# To do
Can you output the material exactly as written, minus any pictures it holds?

[START]

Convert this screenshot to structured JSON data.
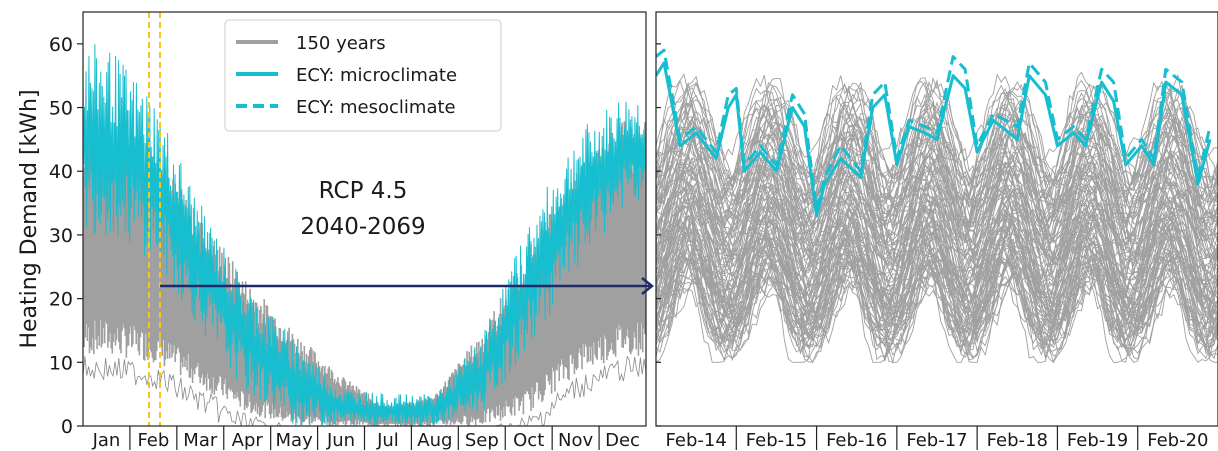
{
  "chart_data": [
    {
      "type": "line",
      "panel": "annual",
      "ylabel": "Heating Demand [kWh]",
      "ylim": [
        0,
        65
      ],
      "yticks": [
        0,
        10,
        20,
        30,
        40,
        50,
        60
      ],
      "categories": [
        "Jan",
        "Feb",
        "Mar",
        "Apr",
        "May",
        "Jun",
        "Jul",
        "Aug",
        "Sep",
        "Oct",
        "Nov",
        "Dec"
      ],
      "annotation": [
        "RCP 4.5",
        "2040-2069"
      ],
      "legend": {
        "position": "top-center",
        "entries": [
          {
            "label": "150 years",
            "color": "#a0a0a0",
            "style": "solid"
          },
          {
            "label": "ECY: microclimate",
            "color": "#17becf",
            "style": "solid"
          },
          {
            "label": "ECY: mesoclimate",
            "color": "#17becf",
            "style": "dashed"
          }
        ]
      },
      "highlight_window": {
        "color": "#f5c518",
        "start": "Feb-14",
        "end": "Feb-20"
      },
      "series": [
        {
          "name": "150 years",
          "color": "#a0a0a0",
          "upper_envelope_by_month": [
            49,
            44,
            33,
            23,
            15,
            8,
            3,
            5,
            15,
            28,
            40,
            48
          ],
          "lower_envelope_by_month": [
            11,
            10,
            6,
            2,
            0,
            0,
            0,
            0,
            0,
            2,
            8,
            11
          ]
        },
        {
          "name": "ECY: microclimate",
          "color": "#17becf",
          "upper_envelope_by_month": [
            60,
            52,
            35,
            22,
            14,
            6,
            5,
            5,
            14,
            32,
            46,
            52
          ],
          "lower_envelope_by_month": [
            30,
            26,
            15,
            5,
            0,
            0,
            0,
            0,
            2,
            12,
            24,
            34
          ]
        }
      ]
    },
    {
      "type": "line",
      "panel": "week",
      "ylim": [
        0,
        65
      ],
      "categories": [
        "Feb-14",
        "Feb-15",
        "Feb-16",
        "Feb-17",
        "Feb-18",
        "Feb-19",
        "Feb-20"
      ],
      "series": [
        {
          "name": "ECY: microclimate",
          "color": "#17becf",
          "style": "solid",
          "x": [
            0,
            0.1,
            0.3,
            0.5,
            0.75,
            0.9,
            1.0,
            1.1,
            1.3,
            1.5,
            1.7,
            1.85,
            2.0,
            2.1,
            2.3,
            2.55,
            2.7,
            2.85,
            3.0,
            3.15,
            3.35,
            3.5,
            3.7,
            3.85,
            4.0,
            4.2,
            4.5,
            4.65,
            4.85,
            5.0,
            5.2,
            5.35,
            5.55,
            5.7,
            5.85,
            6.05,
            6.2,
            6.35,
            6.55,
            6.75,
            6.9
          ],
          "y": [
            55,
            57,
            44,
            46,
            42,
            50,
            52,
            40,
            43,
            40,
            50,
            47,
            33,
            38,
            42,
            39,
            50,
            52,
            41,
            47,
            46,
            45,
            55,
            53,
            43,
            48,
            45,
            55,
            52,
            44,
            46,
            44,
            54,
            51,
            41,
            44,
            41,
            54,
            52,
            38,
            45
          ]
        },
        {
          "name": "ECY: mesoclimate",
          "color": "#17becf",
          "style": "dashed",
          "x": [
            0,
            0.1,
            0.3,
            0.5,
            0.75,
            0.9,
            1.0,
            1.1,
            1.3,
            1.5,
            1.7,
            1.85,
            2.0,
            2.1,
            2.3,
            2.55,
            2.7,
            2.85,
            3.0,
            3.15,
            3.35,
            3.5,
            3.7,
            3.85,
            4.0,
            4.2,
            4.5,
            4.65,
            4.85,
            5.0,
            5.2,
            5.35,
            5.55,
            5.7,
            5.85,
            6.05,
            6.2,
            6.35,
            6.55,
            6.75,
            6.9
          ],
          "y": [
            58,
            59,
            45,
            47,
            43,
            52,
            53,
            41,
            44,
            41,
            52,
            49,
            34,
            39,
            44,
            40,
            52,
            54,
            42,
            48,
            47,
            46,
            58,
            56,
            44,
            49,
            47,
            57,
            54,
            45,
            47,
            45,
            56,
            54,
            42,
            45,
            42,
            56,
            54,
            39,
            47
          ]
        },
        {
          "name": "150 years",
          "color": "#a0a0a0",
          "style": "solid",
          "ensemble_range": [
            10,
            60
          ]
        }
      ]
    }
  ]
}
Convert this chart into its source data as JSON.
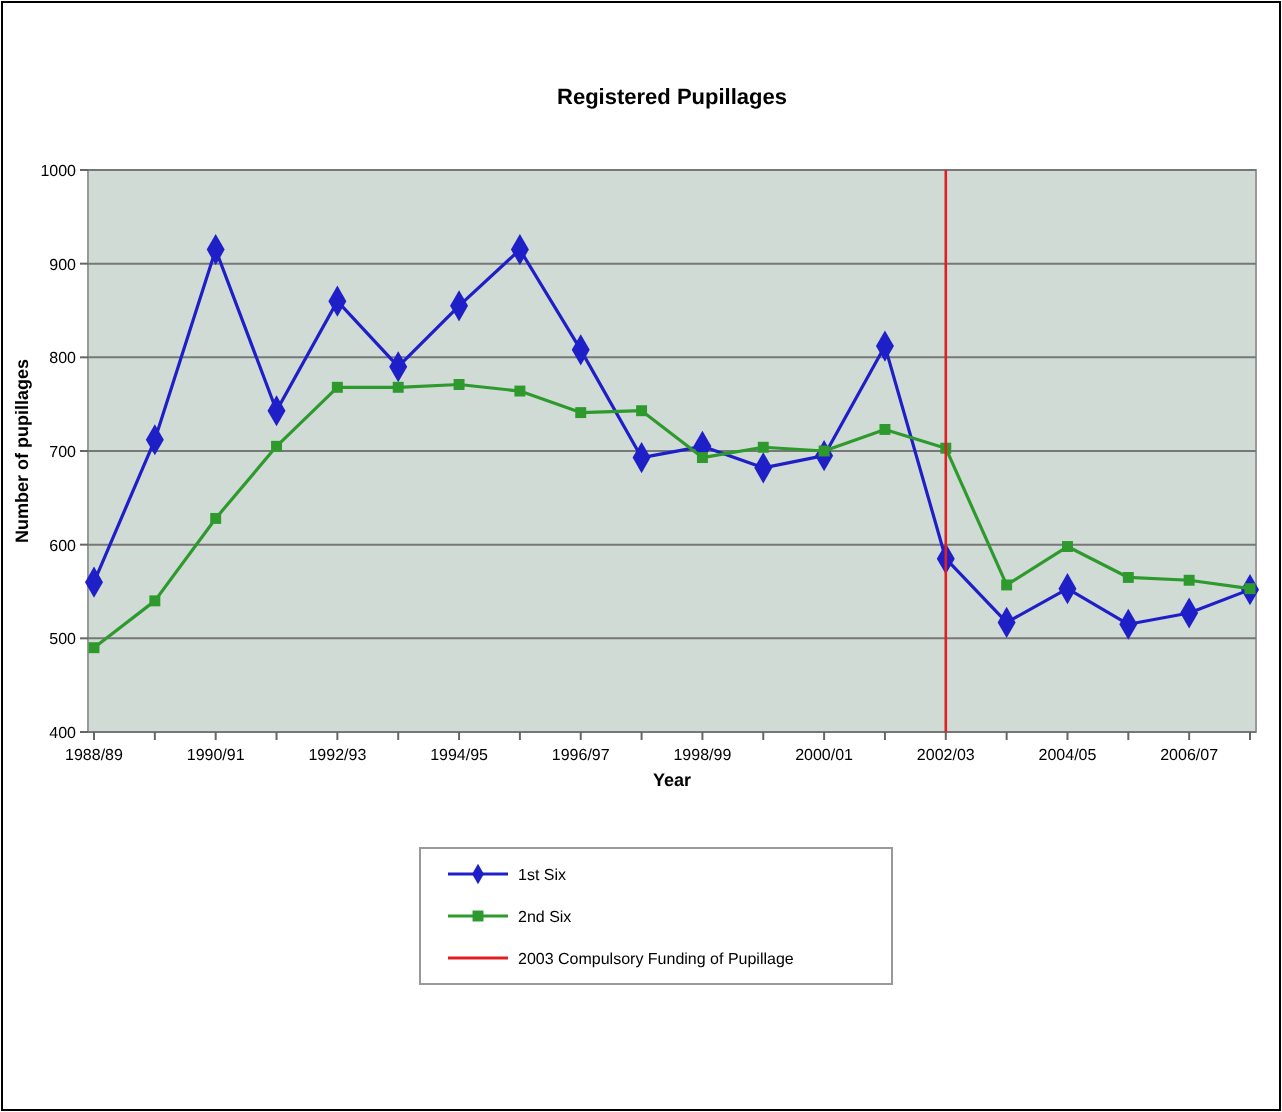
{
  "chart_data": {
    "type": "line",
    "title": "Registered Pupillages",
    "xlabel": "Year",
    "ylabel": "Number of pupillages",
    "categories": [
      "1988/89",
      null,
      "1990/91",
      null,
      "1992/93",
      null,
      "1994/95",
      null,
      "1996/97",
      null,
      "1998/99",
      null,
      "2000/01",
      null,
      "2002/03",
      null,
      "2004/05",
      null,
      "2006/07",
      null
    ],
    "series": [
      {
        "name": "1st Six",
        "color": "#1f1fc8",
        "marker": "diamond",
        "values": [
          560,
          712,
          915,
          743,
          860,
          790,
          855,
          915,
          808,
          693,
          705,
          682,
          695,
          812,
          585,
          517,
          553,
          515,
          527,
          552
        ]
      },
      {
        "name": "2nd Six",
        "color": "#2e9a2e",
        "marker": "square",
        "values": [
          490,
          540,
          628,
          705,
          768,
          768,
          771,
          764,
          741,
          743,
          693,
          704,
          700,
          723,
          703,
          557,
          598,
          565,
          562,
          553
        ]
      }
    ],
    "ref_lines": [
      {
        "axis": "x",
        "value": "2002/03",
        "label": "2003 Compulsory Funding of Pupillage",
        "color": "#e02020"
      }
    ],
    "ylim": [
      400,
      1000
    ],
    "yticks": [
      400,
      500,
      600,
      700,
      800,
      900,
      1000
    ],
    "grid": "y",
    "legend": "bottom"
  }
}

[END]

# Solution below
Convert this screenshot to structured JSON data.
{
  "chart_data": [
    {
      "type": "line",
      "panel": "annual",
      "ylabel": "Heating Demand [kWh]",
      "ylim": [
        0,
        65
      ],
      "yticks": [
        0,
        10,
        20,
        30,
        40,
        50,
        60
      ],
      "categories": [
        "Jan",
        "Feb",
        "Mar",
        "Apr",
        "May",
        "Jun",
        "Jul",
        "Aug",
        "Sep",
        "Oct",
        "Nov",
        "Dec"
      ],
      "annotation": [
        "RCP 4.5",
        "2040-2069"
      ],
      "legend": {
        "position": "top-center",
        "entries": [
          {
            "label": "150 years",
            "color": "#a0a0a0",
            "style": "solid"
          },
          {
            "label": "ECY: microclimate",
            "color": "#17becf",
            "style": "solid"
          },
          {
            "label": "ECY: mesoclimate",
            "color": "#17becf",
            "style": "dashed"
          }
        ]
      },
      "highlight_window": {
        "color": "#f5c518",
        "start": "Feb-14",
        "end": "Feb-20"
      },
      "series": [
        {
          "name": "150 years",
          "color": "#a0a0a0",
          "upper_envelope_by_month": [
            49,
            44,
            33,
            23,
            15,
            8,
            3,
            5,
            15,
            28,
            40,
            48
          ],
          "lower_envelope_by_month": [
            11,
            10,
            6,
            2,
            0,
            0,
            0,
            0,
            0,
            2,
            8,
            11
          ]
        },
        {
          "name": "ECY: microclimate",
          "color": "#17becf",
          "upper_envelope_by_month": [
            60,
            52,
            35,
            22,
            14,
            6,
            5,
            5,
            14,
            32,
            46,
            52
          ],
          "lower_envelope_by_month": [
            30,
            26,
            15,
            5,
            0,
            0,
            0,
            0,
            2,
            12,
            24,
            34
          ]
        }
      ]
    },
    {
      "type": "line",
      "panel": "week",
      "ylim": [
        0,
        65
      ],
      "categories": [
        "Feb-14",
        "Feb-15",
        "Feb-16",
        "Feb-17",
        "Feb-18",
        "Feb-19",
        "Feb-20"
      ],
      "series": [
        {
          "name": "ECY: microclimate",
          "color": "#17becf",
          "style": "solid",
          "x": [
            0,
            0.1,
            0.3,
            0.5,
            0.75,
            0.9,
            1.0,
            1.1,
            1.3,
            1.5,
            1.7,
            1.85,
            2.0,
            2.1,
            2.3,
            2.55,
            2.7,
            2.85,
            3.0,
            3.15,
            3.35,
            3.5,
            3.7,
            3.85,
            4.0,
            4.2,
            4.5,
            4.65,
            4.85,
            5.0,
            5.2,
            5.35,
            5.55,
            5.7,
            5.85,
            6.05,
            6.2,
            6.35,
            6.55,
            6.75,
            6.9
          ],
          "y": [
            55,
            57,
            44,
            46,
            42,
            50,
            52,
            40,
            43,
            40,
            50,
            47,
            33,
            38,
            42,
            39,
            50,
            52,
            41,
            47,
            46,
            45,
            55,
            53,
            43,
            48,
            45,
            55,
            52,
            44,
            46,
            44,
            54,
            51,
            41,
            44,
            41,
            54,
            52,
            38,
            45
          ]
        },
        {
          "name": "ECY: mesoclimate",
          "color": "#17becf",
          "style": "dashed",
          "x": [
            0,
            0.1,
            0.3,
            0.5,
            0.75,
            0.9,
            1.0,
            1.1,
            1.3,
            1.5,
            1.7,
            1.85,
            2.0,
            2.1,
            2.3,
            2.55,
            2.7,
            2.85,
            3.0,
            3.15,
            3.35,
            3.5,
            3.7,
            3.85,
            4.0,
            4.2,
            4.5,
            4.65,
            4.85,
            5.0,
            5.2,
            5.35,
            5.55,
            5.7,
            5.85,
            6.05,
            6.2,
            6.35,
            6.55,
            6.75,
            6.9
          ],
          "y": [
            58,
            59,
            45,
            47,
            43,
            52,
            53,
            41,
            44,
            41,
            52,
            49,
            34,
            39,
            44,
            40,
            52,
            54,
            42,
            48,
            47,
            46,
            58,
            56,
            44,
            49,
            47,
            57,
            54,
            45,
            47,
            45,
            56,
            54,
            42,
            45,
            42,
            56,
            54,
            39,
            47
          ]
        },
        {
          "name": "150 years",
          "color": "#a0a0a0",
          "style": "solid",
          "ensemble_range": [
            10,
            60
          ]
        }
      ]
    }
  ]
}
Convert this chart into its source data as JSON.
{
  "chart_data": {
    "type": "line",
    "title": "Registered Pupillages",
    "xlabel": "Year",
    "ylabel": "Number of pupillages",
    "categories": [
      "1988/89",
      null,
      "1990/91",
      null,
      "1992/93",
      null,
      "1994/95",
      null,
      "1996/97",
      null,
      "1998/99",
      null,
      "2000/01",
      null,
      "2002/03",
      null,
      "2004/05",
      null,
      "2006/07",
      null
    ],
    "series": [
      {
        "name": "1st Six",
        "color": "#1f1fc8",
        "marker": "diamond",
        "values": [
          560,
          712,
          915,
          743,
          860,
          790,
          855,
          915,
          808,
          693,
          705,
          682,
          695,
          812,
          585,
          517,
          553,
          515,
          527,
          552
        ]
      },
      {
        "name": "2nd Six",
        "color": "#2e9a2e",
        "marker": "square",
        "values": [
          490,
          540,
          628,
          705,
          768,
          768,
          771,
          764,
          741,
          743,
          693,
          704,
          700,
          723,
          703,
          557,
          598,
          565,
          562,
          553
        ]
      }
    ],
    "ref_lines": [
      {
        "axis": "x",
        "value": "2002/03",
        "label": "2003 Compulsory Funding of Pupillage",
        "color": "#e02020"
      }
    ],
    "ylim": [
      400,
      1000
    ],
    "yticks": [
      400,
      500,
      600,
      700,
      800,
      900,
      1000
    ],
    "grid": "y",
    "legend": "bottom"
  }
}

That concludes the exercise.